(Collected data)
* Begin *
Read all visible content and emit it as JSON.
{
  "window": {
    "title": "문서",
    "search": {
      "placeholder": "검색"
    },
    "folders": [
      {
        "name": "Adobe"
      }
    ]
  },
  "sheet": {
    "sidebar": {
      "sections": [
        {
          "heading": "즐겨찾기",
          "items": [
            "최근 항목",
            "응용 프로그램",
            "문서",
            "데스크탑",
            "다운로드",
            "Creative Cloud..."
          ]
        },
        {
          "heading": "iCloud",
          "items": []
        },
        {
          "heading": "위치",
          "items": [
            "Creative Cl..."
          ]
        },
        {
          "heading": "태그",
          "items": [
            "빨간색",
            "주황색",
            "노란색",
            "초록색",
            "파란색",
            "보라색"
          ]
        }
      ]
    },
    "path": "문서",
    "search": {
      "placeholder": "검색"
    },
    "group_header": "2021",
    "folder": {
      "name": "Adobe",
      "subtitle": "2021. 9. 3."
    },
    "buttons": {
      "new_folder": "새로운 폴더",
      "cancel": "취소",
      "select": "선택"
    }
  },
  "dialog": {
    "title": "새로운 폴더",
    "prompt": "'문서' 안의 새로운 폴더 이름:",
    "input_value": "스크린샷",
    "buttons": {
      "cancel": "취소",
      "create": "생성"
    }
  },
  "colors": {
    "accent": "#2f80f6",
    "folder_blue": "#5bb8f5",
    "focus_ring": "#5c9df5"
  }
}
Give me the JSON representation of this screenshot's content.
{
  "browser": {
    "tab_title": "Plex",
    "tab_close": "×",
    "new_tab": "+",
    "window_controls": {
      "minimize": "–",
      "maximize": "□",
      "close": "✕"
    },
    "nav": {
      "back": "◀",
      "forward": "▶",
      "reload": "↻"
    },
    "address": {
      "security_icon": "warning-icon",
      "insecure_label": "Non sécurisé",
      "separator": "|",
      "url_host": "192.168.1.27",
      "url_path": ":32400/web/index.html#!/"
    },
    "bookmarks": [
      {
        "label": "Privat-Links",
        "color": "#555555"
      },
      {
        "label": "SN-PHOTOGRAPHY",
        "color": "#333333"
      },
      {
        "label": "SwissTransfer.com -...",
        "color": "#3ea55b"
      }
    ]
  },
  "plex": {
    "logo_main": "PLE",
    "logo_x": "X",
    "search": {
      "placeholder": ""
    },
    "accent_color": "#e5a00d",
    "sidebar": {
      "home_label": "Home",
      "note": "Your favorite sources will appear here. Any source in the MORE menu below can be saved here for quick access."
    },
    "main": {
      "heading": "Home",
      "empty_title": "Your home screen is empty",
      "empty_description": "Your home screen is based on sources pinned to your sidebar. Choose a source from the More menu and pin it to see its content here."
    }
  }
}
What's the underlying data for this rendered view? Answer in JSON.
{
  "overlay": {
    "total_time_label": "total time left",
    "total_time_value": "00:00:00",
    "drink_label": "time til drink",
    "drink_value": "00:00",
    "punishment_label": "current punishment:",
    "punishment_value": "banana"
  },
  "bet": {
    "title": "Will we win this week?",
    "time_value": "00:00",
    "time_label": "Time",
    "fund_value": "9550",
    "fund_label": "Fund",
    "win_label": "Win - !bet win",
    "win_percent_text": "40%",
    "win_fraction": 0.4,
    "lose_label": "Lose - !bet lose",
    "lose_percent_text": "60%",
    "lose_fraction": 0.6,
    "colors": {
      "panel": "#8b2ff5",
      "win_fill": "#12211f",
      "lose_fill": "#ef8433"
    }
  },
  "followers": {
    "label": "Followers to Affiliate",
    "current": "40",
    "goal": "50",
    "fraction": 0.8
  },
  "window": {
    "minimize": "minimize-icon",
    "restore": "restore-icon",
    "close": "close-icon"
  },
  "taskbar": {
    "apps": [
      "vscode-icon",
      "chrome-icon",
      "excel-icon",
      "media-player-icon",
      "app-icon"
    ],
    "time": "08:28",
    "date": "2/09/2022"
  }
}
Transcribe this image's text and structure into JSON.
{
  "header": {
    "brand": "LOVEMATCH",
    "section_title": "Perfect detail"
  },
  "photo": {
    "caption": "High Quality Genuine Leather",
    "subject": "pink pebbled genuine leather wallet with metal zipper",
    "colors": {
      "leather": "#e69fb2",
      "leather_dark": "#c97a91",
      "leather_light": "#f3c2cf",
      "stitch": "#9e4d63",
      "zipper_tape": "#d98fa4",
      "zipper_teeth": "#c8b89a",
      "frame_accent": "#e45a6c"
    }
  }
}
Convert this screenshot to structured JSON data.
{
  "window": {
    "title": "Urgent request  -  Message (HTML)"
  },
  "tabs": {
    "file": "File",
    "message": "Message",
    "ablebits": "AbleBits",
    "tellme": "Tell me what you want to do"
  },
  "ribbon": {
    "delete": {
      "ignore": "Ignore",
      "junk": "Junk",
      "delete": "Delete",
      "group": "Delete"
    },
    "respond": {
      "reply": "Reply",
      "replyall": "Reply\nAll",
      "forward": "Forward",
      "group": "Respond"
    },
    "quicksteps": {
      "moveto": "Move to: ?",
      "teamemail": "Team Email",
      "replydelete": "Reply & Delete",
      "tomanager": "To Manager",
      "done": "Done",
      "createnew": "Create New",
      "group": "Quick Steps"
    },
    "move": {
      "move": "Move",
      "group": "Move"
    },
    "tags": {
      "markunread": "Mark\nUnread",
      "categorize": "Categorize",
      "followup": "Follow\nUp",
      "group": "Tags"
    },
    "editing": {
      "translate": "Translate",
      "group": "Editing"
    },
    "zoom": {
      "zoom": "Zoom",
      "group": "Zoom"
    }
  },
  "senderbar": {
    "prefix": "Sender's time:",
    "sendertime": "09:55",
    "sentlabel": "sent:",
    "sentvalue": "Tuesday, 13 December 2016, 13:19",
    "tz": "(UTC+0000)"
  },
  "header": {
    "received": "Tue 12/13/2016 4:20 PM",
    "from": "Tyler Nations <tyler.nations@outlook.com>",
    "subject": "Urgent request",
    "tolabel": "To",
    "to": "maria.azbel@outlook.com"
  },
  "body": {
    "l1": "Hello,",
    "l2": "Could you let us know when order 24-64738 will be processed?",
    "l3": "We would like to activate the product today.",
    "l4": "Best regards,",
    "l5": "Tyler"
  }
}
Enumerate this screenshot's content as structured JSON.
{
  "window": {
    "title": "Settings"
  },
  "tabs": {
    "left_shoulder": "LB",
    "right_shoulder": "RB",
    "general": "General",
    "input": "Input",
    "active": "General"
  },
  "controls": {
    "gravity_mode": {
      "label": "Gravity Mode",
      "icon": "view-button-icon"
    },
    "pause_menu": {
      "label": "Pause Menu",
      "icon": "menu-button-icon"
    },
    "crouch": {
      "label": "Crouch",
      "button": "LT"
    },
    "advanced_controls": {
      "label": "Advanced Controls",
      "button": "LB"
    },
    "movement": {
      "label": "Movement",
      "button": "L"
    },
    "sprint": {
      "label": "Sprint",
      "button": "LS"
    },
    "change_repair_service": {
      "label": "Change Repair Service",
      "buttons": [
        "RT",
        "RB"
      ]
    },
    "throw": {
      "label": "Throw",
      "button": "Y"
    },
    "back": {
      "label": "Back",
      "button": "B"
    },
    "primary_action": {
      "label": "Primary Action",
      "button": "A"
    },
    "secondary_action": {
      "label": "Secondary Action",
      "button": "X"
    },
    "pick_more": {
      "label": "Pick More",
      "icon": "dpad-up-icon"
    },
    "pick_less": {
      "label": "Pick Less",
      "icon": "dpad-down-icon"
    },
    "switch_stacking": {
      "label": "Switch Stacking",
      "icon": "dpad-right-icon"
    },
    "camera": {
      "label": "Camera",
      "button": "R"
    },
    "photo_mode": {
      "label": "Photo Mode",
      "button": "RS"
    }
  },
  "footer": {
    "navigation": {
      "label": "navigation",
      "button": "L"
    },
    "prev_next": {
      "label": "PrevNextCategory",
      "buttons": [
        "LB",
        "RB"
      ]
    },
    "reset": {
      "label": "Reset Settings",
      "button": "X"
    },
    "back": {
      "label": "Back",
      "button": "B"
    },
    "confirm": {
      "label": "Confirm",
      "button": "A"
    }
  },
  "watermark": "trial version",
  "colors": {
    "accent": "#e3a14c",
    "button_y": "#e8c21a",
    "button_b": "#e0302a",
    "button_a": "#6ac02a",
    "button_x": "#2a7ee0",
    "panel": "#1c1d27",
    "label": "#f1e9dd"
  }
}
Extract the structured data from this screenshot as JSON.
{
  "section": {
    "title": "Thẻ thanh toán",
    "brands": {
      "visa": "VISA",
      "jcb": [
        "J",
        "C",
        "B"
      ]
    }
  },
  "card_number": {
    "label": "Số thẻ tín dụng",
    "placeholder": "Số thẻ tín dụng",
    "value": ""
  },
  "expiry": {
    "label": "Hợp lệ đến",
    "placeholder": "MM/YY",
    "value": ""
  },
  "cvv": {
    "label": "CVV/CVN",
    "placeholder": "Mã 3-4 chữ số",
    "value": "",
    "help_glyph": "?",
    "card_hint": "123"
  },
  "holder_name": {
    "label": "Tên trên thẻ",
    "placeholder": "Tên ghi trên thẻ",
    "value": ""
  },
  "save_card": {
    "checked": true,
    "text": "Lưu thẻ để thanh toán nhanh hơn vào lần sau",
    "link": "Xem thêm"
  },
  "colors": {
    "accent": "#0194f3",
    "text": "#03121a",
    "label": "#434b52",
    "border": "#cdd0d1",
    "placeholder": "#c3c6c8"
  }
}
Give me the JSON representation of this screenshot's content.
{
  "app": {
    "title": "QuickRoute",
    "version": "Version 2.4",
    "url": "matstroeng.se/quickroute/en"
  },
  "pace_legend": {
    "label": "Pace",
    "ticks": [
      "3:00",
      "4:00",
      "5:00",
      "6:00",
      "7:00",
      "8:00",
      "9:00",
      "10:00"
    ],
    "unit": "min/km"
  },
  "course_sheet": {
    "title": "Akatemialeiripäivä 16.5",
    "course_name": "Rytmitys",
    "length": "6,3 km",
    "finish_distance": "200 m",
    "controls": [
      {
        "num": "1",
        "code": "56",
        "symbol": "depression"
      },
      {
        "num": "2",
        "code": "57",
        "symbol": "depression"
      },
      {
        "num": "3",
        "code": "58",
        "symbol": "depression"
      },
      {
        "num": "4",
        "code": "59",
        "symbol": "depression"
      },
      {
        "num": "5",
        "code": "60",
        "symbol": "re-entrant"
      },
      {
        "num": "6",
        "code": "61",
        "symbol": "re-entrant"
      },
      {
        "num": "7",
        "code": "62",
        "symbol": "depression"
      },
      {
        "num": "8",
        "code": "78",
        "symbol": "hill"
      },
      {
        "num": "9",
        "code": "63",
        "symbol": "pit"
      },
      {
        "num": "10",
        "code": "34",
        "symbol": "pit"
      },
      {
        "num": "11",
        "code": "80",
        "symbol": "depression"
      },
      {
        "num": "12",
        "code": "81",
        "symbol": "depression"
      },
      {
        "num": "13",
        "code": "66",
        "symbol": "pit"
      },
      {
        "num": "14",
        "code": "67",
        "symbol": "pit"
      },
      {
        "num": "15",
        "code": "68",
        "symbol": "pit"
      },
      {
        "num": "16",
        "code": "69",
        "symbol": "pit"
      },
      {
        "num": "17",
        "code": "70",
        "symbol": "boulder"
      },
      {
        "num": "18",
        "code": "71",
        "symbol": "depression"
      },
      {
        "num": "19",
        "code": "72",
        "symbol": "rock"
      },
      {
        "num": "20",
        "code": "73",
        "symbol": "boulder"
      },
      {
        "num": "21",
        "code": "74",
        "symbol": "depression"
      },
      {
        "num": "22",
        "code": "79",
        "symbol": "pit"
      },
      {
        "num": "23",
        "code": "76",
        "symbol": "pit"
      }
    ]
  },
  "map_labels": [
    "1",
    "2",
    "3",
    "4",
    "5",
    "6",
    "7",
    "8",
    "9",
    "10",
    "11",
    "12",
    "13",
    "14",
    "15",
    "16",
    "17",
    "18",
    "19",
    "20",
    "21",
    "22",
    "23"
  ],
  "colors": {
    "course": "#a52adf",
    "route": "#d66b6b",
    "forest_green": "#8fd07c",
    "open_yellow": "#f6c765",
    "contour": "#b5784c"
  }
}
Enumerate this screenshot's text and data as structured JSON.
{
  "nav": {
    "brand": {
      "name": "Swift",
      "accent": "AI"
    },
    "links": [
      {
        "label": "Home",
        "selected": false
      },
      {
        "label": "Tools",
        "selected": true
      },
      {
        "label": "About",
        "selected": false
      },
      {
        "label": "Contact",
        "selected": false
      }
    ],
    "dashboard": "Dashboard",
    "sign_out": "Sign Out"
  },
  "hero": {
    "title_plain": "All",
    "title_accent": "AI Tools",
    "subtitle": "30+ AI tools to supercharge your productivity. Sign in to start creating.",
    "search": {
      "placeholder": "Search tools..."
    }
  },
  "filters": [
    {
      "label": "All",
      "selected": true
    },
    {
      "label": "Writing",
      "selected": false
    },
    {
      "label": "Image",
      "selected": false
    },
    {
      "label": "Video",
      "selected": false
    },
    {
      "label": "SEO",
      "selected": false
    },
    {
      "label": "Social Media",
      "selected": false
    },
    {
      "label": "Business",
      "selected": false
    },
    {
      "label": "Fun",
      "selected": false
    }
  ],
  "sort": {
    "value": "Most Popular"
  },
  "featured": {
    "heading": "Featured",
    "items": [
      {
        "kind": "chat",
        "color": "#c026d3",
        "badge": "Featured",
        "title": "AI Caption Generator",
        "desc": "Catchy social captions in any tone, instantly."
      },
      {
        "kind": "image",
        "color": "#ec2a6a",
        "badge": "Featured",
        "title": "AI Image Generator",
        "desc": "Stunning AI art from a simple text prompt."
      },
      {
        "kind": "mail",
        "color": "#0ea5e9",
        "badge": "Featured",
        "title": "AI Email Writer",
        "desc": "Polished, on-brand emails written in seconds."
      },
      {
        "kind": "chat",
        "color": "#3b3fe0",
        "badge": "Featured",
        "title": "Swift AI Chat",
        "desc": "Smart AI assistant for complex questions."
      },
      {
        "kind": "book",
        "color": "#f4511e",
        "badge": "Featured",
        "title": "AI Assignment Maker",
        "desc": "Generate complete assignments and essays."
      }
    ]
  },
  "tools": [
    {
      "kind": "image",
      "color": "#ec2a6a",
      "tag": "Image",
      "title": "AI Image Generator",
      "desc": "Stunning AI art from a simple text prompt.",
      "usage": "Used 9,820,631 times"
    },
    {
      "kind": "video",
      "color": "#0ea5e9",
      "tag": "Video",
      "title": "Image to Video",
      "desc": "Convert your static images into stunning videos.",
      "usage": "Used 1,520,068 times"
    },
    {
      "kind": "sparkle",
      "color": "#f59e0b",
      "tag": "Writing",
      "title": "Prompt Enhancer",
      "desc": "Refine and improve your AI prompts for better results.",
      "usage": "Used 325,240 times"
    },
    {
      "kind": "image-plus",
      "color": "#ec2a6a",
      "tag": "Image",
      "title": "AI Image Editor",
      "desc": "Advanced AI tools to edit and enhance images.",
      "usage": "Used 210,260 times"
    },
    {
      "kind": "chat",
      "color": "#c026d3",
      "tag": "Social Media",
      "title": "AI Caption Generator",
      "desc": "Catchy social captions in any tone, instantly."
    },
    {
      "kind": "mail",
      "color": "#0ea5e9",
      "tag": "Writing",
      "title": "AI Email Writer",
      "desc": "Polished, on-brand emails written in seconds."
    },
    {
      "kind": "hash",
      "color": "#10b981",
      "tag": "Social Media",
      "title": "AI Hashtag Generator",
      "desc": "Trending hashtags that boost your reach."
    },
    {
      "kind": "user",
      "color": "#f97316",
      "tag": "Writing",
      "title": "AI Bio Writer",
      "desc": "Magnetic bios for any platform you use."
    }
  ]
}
* End *
:: Stated exercise ::
Extract all lines from the material above that include the word "seconds".

:: Output below ::
        "desc": "Polished, on-brand emails written in seconds."
      "desc": "Polished, on-brand emails written in seconds."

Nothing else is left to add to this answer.